#### [PROVIDED RECORDS]

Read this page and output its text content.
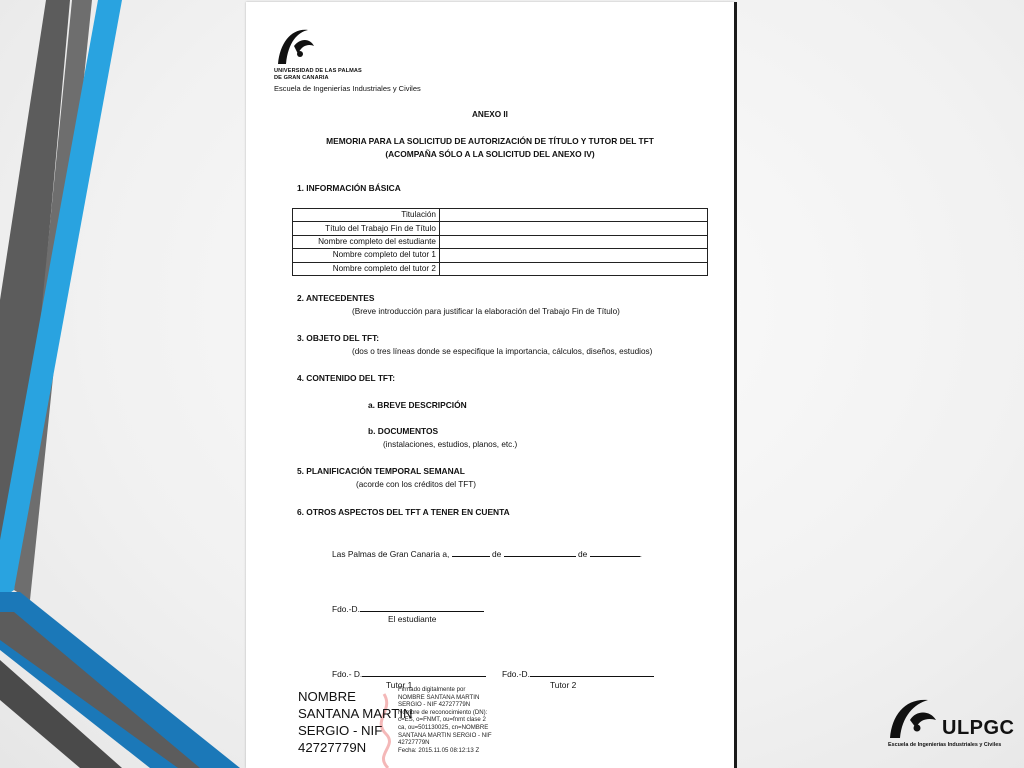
UNIVERSIDAD DE LAS PALMAS
DE GRAN CANARIA
Escuela de Ingenierías Industriales y Civiles
ANEXO II
MEMORIA PARA LA SOLICITUD DE AUTORIZACIÓN DE TÍTULO Y TUTOR DEL TFT
(ACOMPAÑA SÓLO A LA SOLICITUD DEL ANEXO IV)
1. INFORMACIÓN BÁSICA
Titulación	
Título del Trabajo Fin de Título	
Nombre completo del estudiante	
Nombre completo del tutor 1	
Nombre completo del tutor 2	
2. ANTECEDENTES
(Breve introducción para justificar la elaboración del Trabajo Fin de Título)
3. OBJETO DEL TFT:
(dos o tres líneas donde se especifique la importancia, cálculos, diseños, estudios)
4. CONTENIDO DEL TFT:
a. BREVE DESCRIPCIÓN
b. DOCUMENTOS
(instalaciones, estudios, planos, etc.)
5. PLANIFICACIÓN TEMPORAL SEMANAL
(acorde con los créditos del TFT)
6. OTROS ASPECTOS DEL TFT A TENER EN CUENTA
Las Palmas de Gran Canaria a,	de	de	.
Fdo.-D.
El estudiante
Fdo.- D.
Tutor 1
Fdo.-D.
Tutor 2
NOMBRE SANTANA MARTIN SERGIO - NIF 42727779N
Firmado digitalmente por
NOMBRE SANTANA MARTIN
SERGIO - NIF 42727779N
Nombre de reconocimiento (DN):
c=ES, o=FNMT, ou=fnmt clase 2
ca, ou=501130025, cn=NOMBRE
SANTANA MARTIN SERGIO - NIF
42727779N
Fecha: 2015.11.05 08:12:13 Z
ULPGC
Escuela de Ingenierías Industriales y Civiles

#### [EXERCISE INSTRUCTIONS]
Return all of the entries exactly as written, but drop any pictures they hold.

#### [TASK ANSWER]
Read this page and output its text content.
UNIVERSIDAD DE LAS PALMAS
DE GRAN CANARIA
Escuela de Ingenierías Industriales y Civiles
ANEXO II
MEMORIA PARA LA SOLICITUD DE AUTORIZACIÓN DE TÍTULO Y TUTOR DEL TFT
(ACOMPAÑA SÓLO A LA SOLICITUD DEL ANEXO IV)
1. INFORMACIÓN BÁSICA
Titulación	
Título del Trabajo Fin de Título	
Nombre completo del estudiante	
Nombre completo del tutor 1	
Nombre completo del tutor 2	
2. ANTECEDENTES
(Breve introducción para justificar la elaboración del Trabajo Fin de Título)
3. OBJETO DEL TFT:
(dos o tres líneas donde se especifique la importancia, cálculos, diseños, estudios)
4. CONTENIDO DEL TFT:
a. BREVE DESCRIPCIÓN
b. DOCUMENTOS
(instalaciones, estudios, planos, etc.)
5. PLANIFICACIÓN TEMPORAL SEMANAL
(acorde con los créditos del TFT)
6. OTROS ASPECTOS DEL TFT A TENER EN CUENTA
Las Palmas de Gran Canaria a,	de	de	.
Fdo.-D.
El estudiante
Fdo.- D.
Tutor 1
Fdo.-D.
Tutor 2
NOMBRE SANTANA MARTIN SERGIO - NIF 42727779N
Firmado digitalmente por
NOMBRE SANTANA MARTIN
SERGIO - NIF 42727779N
Nombre de reconocimiento (DN):
c=ES, o=FNMT, ou=fnmt clase 2
ca, ou=501130025, cn=NOMBRE
SANTANA MARTIN SERGIO - NIF
42727779N
Fecha: 2015.11.05 08:12:13 Z
ULPGC
Escuela de Ingenierías Industriales y Civiles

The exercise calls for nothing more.